Which lines in the material below contain the word "content"? Copy each of them.

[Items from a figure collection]
--- start ---

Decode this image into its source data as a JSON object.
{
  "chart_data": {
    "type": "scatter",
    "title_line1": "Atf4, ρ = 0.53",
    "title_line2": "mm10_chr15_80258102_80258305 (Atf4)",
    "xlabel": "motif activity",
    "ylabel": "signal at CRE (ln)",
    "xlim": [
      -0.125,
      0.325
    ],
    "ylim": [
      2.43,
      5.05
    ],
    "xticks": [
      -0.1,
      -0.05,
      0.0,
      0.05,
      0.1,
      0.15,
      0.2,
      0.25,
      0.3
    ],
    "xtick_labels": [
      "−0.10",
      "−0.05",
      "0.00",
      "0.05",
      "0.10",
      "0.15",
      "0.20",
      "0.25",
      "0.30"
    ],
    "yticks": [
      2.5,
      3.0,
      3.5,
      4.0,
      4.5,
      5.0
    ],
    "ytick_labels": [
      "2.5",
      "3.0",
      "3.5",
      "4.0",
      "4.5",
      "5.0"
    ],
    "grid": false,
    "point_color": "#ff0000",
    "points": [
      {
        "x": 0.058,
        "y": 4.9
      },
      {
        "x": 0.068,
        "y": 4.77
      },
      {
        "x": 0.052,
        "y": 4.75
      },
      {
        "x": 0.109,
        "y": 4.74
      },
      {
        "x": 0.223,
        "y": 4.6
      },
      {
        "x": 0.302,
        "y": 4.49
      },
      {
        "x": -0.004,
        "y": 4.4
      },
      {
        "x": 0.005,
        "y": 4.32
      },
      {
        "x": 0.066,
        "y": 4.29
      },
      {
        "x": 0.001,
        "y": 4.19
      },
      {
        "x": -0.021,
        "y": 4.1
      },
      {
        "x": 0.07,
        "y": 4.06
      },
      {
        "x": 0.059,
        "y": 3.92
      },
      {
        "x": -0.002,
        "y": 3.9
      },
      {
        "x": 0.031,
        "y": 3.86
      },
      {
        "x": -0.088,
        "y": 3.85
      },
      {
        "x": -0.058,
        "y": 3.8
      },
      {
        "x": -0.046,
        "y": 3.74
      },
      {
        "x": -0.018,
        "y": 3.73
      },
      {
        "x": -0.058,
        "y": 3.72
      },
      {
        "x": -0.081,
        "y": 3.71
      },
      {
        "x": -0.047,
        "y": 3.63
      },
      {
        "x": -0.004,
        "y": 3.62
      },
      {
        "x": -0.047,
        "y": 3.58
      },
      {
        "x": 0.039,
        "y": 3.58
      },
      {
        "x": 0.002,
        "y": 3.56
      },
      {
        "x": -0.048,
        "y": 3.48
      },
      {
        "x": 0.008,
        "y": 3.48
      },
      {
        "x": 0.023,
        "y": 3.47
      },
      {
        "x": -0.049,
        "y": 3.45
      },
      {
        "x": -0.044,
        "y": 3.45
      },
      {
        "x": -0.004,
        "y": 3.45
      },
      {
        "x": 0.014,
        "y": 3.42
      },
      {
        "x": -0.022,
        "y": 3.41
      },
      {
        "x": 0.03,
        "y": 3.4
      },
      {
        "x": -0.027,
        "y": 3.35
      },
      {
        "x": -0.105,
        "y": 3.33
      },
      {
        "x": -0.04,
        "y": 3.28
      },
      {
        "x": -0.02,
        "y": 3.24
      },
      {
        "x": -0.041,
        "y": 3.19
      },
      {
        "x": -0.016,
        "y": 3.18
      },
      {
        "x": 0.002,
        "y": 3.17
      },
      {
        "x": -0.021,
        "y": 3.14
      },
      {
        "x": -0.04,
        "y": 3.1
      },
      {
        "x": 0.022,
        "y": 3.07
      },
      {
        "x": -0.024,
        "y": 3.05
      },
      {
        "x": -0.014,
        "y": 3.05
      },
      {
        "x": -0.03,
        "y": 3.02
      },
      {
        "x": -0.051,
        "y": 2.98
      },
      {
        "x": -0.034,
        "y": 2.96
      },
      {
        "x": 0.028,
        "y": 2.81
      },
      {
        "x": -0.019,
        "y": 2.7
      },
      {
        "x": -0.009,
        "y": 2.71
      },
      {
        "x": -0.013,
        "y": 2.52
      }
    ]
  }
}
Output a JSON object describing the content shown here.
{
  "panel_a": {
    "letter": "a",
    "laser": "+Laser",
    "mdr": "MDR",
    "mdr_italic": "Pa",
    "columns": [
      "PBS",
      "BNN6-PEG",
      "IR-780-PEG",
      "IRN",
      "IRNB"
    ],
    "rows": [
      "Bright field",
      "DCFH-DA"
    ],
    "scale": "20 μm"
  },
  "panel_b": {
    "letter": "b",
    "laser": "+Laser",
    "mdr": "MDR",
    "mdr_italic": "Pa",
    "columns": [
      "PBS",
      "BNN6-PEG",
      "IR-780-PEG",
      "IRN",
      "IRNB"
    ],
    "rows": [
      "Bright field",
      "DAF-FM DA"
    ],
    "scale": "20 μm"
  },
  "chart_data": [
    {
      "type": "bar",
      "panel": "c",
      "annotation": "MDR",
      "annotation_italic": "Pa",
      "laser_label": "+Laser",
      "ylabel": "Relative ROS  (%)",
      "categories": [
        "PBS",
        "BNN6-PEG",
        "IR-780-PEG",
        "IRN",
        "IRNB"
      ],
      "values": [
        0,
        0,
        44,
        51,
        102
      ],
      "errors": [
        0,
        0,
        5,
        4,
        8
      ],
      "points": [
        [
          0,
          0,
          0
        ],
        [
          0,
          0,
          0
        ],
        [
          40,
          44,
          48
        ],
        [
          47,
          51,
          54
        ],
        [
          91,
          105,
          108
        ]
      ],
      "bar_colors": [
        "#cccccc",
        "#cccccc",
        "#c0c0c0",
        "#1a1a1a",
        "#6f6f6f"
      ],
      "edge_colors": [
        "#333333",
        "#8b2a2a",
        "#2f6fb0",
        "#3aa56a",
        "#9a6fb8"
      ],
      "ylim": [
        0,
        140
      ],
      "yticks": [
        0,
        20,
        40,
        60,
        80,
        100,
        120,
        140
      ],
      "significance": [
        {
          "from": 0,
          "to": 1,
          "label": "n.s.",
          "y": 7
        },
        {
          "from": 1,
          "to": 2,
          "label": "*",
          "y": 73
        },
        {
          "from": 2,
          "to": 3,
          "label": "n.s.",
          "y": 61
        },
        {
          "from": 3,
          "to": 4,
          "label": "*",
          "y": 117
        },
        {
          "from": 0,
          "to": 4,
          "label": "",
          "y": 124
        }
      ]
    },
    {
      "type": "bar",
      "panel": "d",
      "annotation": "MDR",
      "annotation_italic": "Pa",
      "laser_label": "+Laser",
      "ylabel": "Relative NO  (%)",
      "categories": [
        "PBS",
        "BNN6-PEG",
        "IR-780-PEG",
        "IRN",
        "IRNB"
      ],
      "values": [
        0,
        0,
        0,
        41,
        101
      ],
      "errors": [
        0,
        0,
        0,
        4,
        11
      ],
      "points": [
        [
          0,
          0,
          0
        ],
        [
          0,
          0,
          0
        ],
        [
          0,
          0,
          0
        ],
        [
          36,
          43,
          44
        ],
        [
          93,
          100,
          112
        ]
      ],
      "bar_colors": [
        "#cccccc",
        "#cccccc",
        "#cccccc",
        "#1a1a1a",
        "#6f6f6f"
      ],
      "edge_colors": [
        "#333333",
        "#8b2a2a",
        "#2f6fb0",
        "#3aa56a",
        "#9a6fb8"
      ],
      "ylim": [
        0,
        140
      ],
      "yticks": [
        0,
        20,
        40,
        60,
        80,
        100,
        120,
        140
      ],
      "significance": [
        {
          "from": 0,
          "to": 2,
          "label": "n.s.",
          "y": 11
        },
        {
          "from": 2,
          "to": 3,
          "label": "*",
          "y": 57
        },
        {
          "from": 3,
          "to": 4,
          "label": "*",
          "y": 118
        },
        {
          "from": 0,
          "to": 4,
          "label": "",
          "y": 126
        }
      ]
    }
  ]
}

--- end ---
--- start ---

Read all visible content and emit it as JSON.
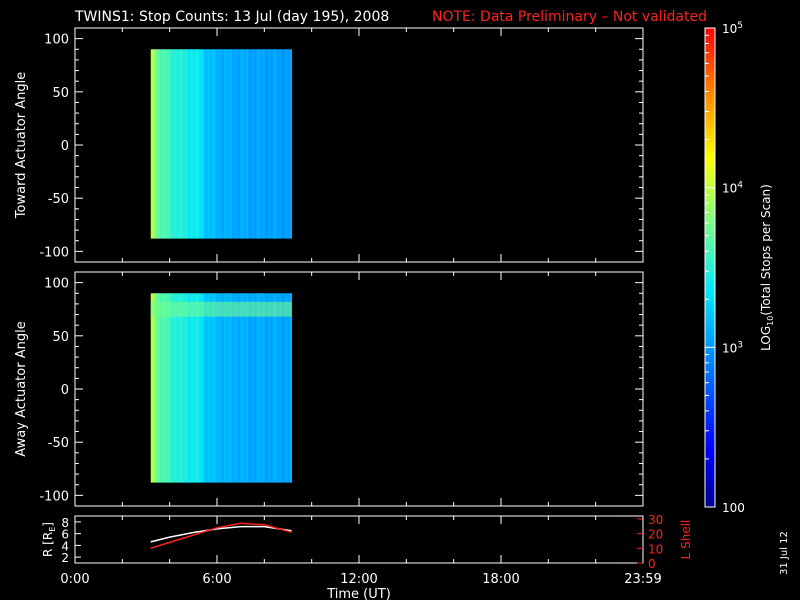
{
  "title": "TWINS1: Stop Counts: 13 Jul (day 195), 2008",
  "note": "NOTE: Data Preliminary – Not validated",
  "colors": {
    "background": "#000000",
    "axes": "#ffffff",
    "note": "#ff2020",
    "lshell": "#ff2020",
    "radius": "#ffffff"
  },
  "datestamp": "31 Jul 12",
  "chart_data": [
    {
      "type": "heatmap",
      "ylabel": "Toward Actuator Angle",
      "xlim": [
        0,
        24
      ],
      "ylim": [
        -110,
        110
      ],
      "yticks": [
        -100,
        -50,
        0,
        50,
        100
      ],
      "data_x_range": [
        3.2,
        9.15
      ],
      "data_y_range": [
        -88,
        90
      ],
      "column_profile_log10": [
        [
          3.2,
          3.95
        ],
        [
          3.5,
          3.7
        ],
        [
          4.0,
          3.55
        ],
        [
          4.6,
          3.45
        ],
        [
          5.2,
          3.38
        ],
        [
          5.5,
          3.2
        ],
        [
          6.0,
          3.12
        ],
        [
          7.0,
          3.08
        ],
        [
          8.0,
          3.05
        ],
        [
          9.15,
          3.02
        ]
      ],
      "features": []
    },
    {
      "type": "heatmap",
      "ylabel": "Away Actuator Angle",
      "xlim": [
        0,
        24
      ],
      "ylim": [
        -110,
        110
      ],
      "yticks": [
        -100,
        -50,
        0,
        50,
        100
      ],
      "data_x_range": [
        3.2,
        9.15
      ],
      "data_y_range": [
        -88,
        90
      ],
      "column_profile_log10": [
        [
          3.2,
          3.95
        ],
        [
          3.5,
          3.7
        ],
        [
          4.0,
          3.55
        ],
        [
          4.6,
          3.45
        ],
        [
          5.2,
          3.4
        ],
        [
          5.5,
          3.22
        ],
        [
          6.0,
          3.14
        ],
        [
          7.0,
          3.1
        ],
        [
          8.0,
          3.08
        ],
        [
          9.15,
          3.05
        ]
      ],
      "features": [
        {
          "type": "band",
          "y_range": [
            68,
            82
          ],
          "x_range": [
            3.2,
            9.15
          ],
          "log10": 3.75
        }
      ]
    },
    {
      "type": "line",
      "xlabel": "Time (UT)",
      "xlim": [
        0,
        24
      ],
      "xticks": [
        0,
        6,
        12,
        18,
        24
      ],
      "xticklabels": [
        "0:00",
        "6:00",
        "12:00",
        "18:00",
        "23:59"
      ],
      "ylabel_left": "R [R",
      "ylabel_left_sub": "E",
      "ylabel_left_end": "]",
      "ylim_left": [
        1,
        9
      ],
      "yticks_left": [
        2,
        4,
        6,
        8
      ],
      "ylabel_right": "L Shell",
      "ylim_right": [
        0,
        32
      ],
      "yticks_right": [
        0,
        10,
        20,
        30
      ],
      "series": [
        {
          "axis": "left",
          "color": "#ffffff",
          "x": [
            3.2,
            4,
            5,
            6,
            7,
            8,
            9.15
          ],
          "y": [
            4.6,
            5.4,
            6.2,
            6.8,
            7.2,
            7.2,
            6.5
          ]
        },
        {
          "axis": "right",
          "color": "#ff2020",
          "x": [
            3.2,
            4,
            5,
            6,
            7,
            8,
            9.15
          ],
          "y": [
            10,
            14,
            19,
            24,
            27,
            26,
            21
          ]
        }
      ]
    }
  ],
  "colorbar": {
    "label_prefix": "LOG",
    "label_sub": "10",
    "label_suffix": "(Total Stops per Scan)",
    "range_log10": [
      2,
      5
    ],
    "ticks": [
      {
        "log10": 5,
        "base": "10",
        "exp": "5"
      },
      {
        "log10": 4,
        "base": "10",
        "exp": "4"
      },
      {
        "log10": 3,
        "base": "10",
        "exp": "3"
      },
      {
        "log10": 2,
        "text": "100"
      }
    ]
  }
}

--- end ---

PROBLEM SOLUTION >>
Output a JSON object describing the content shown here.
Read all visible content and emit it as JSON.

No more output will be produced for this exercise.